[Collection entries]
——————

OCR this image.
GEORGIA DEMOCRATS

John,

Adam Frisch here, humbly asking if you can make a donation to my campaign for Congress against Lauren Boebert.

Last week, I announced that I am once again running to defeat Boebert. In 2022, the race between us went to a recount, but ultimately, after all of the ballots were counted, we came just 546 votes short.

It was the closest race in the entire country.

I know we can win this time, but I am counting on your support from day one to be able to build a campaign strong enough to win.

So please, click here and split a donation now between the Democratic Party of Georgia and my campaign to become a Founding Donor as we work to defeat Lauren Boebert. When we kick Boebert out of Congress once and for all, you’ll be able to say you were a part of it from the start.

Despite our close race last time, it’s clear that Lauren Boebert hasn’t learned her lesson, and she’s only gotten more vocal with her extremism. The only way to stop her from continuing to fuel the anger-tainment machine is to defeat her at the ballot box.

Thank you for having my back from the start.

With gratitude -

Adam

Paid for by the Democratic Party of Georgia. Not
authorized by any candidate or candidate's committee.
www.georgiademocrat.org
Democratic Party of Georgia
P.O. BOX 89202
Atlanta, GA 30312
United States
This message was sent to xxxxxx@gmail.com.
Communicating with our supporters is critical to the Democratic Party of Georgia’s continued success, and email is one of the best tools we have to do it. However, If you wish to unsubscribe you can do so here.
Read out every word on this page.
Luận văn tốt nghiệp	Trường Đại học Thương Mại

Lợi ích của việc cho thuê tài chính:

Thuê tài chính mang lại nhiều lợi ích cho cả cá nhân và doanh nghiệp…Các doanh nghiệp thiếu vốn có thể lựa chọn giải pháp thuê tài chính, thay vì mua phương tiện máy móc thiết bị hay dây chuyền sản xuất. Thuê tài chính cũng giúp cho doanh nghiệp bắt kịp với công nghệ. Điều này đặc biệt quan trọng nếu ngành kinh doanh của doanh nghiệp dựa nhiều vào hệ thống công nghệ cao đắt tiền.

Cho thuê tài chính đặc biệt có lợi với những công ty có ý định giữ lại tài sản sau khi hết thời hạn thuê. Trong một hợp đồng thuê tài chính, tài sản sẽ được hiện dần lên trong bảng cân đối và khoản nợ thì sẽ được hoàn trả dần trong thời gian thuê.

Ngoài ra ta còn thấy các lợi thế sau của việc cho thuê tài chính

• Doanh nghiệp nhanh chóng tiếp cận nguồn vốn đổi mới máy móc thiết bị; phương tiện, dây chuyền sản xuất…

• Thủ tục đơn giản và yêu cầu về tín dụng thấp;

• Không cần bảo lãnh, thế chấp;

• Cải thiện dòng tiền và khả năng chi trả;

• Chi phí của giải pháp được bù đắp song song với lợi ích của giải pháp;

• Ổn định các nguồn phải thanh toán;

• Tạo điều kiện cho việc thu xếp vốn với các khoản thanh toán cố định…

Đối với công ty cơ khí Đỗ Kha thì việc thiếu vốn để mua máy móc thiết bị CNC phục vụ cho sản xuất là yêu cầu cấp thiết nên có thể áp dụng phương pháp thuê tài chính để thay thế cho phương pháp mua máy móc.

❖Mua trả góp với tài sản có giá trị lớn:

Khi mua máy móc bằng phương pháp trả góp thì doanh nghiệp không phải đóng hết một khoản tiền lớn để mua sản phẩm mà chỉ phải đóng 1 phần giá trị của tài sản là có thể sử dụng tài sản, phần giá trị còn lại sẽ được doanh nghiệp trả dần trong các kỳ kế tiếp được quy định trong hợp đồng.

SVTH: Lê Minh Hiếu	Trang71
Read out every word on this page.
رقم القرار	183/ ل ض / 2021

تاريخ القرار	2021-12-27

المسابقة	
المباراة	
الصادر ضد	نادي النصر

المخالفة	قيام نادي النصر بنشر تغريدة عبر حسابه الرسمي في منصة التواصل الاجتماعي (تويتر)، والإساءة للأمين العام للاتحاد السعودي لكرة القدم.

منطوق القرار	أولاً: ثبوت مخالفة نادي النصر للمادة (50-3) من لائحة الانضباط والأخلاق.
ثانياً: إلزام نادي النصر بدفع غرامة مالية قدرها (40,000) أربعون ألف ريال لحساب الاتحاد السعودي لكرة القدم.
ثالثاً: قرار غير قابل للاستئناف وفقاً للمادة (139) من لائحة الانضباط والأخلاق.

——————

The task.
Figure out how many lines above include the string "toán", then report that number and nothing else.

Answer to this problem.
2